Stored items
Content starts
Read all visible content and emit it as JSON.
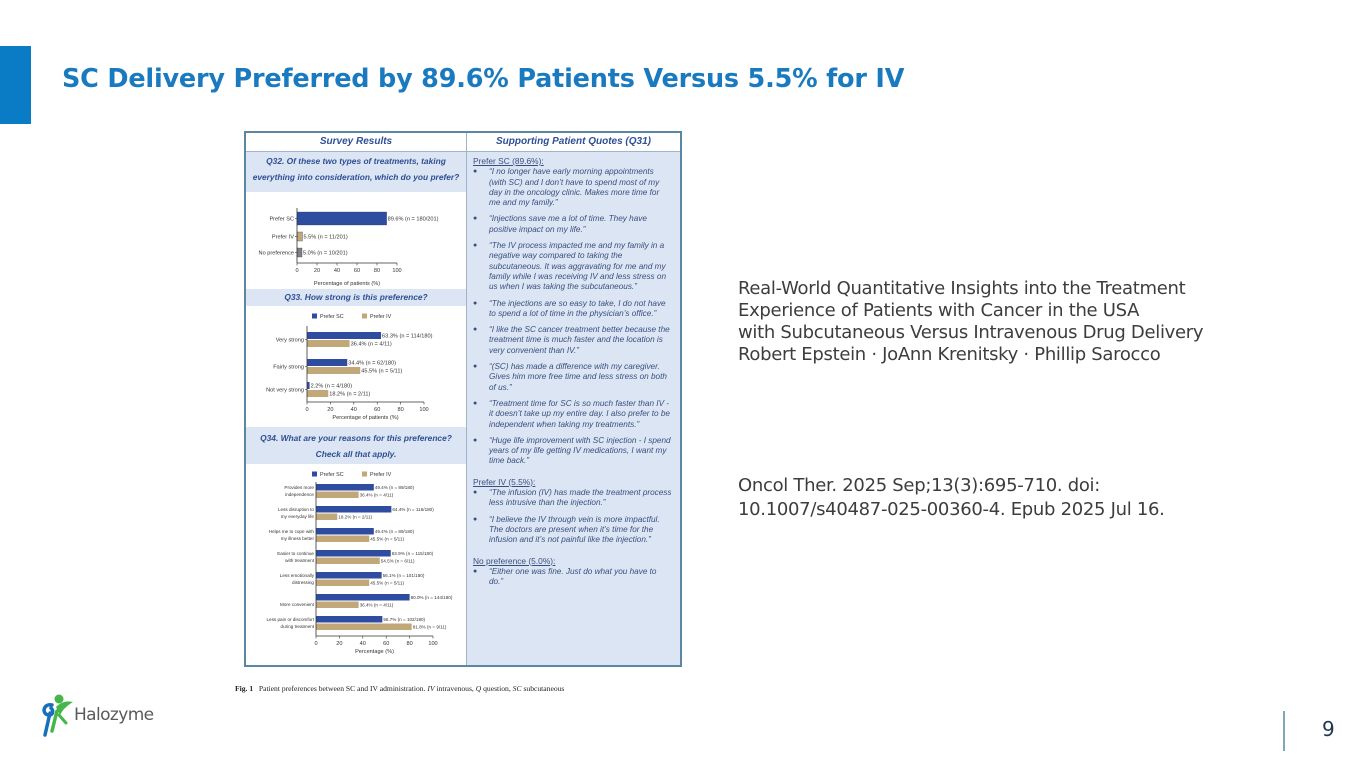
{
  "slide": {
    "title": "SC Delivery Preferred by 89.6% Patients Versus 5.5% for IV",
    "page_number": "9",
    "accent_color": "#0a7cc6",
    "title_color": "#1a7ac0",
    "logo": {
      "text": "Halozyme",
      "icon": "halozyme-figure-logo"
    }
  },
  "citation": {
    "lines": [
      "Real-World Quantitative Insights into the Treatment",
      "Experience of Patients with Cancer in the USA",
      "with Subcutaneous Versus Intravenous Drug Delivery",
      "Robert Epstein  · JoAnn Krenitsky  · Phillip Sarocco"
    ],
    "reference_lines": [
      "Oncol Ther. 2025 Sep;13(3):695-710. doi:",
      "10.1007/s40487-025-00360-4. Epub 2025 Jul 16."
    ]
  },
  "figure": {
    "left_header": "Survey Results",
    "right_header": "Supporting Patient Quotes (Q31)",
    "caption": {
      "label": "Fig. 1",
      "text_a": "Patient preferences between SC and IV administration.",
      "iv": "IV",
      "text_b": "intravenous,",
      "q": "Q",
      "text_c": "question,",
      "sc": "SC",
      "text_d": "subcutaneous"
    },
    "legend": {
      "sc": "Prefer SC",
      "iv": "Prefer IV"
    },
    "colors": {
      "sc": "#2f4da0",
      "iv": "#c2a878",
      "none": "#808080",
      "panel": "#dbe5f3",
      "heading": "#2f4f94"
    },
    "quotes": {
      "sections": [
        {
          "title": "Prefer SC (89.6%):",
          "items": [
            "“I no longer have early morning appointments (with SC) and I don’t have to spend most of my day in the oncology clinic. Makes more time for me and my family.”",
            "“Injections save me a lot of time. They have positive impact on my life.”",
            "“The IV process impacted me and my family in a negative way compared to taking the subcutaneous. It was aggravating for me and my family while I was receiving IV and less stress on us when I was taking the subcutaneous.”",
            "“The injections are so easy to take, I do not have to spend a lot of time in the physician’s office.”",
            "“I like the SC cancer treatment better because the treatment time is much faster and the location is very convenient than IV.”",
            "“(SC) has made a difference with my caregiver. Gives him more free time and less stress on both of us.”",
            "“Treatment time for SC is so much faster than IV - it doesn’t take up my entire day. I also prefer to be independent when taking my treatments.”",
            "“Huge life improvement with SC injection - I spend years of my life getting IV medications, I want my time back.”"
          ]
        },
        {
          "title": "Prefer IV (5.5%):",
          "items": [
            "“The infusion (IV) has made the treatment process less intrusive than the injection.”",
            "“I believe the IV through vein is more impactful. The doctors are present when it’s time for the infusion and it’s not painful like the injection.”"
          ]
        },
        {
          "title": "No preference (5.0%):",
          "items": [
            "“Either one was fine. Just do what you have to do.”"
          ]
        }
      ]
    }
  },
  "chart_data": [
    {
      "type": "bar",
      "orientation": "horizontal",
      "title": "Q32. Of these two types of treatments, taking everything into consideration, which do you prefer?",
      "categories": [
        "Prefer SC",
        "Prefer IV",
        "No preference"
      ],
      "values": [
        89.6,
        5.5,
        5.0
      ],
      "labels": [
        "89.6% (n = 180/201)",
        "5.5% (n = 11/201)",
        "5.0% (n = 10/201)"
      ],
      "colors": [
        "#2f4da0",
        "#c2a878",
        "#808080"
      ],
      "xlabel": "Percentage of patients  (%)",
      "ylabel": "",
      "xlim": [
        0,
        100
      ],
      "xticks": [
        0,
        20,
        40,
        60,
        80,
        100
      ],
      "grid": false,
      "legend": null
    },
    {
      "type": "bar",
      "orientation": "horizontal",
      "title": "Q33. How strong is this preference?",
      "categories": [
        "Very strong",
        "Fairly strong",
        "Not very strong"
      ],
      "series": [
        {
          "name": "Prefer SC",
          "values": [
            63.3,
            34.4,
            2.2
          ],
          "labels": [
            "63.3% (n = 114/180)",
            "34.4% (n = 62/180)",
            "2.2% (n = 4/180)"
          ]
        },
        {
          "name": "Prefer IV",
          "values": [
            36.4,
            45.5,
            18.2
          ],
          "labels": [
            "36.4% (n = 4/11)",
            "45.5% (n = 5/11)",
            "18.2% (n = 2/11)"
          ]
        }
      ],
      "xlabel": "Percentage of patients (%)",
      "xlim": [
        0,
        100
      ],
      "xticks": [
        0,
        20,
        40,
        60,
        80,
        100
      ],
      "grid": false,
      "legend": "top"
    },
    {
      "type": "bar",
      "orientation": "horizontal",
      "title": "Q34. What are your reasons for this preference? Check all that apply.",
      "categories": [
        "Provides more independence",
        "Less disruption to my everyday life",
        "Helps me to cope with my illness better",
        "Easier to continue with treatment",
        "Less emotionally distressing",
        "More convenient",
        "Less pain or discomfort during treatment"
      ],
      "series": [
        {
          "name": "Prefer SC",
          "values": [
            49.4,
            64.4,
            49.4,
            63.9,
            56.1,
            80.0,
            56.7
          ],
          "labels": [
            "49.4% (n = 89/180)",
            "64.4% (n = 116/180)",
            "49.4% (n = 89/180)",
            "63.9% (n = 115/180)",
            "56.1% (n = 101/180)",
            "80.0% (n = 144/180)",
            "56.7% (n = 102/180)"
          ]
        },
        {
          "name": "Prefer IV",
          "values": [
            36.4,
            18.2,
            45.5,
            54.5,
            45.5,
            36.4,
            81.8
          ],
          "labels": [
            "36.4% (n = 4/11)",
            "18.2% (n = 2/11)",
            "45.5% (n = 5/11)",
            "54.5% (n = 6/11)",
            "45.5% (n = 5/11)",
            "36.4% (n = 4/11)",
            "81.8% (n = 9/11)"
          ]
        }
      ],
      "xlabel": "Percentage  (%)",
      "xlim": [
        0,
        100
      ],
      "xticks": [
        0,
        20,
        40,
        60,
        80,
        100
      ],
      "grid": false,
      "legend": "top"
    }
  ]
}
Content ends
A line qualifies when it holds the word "take"; report all qualifying lines from the records above.

FINISHED EXERCISE:
            "“The injections are so easy to take, I do not have to spend a lot of time in the physician’s office.”",
            "“Treatment time for SC is so much faster than IV - it doesn’t take up my entire day. I also prefer to be independent when taking my treatments.”",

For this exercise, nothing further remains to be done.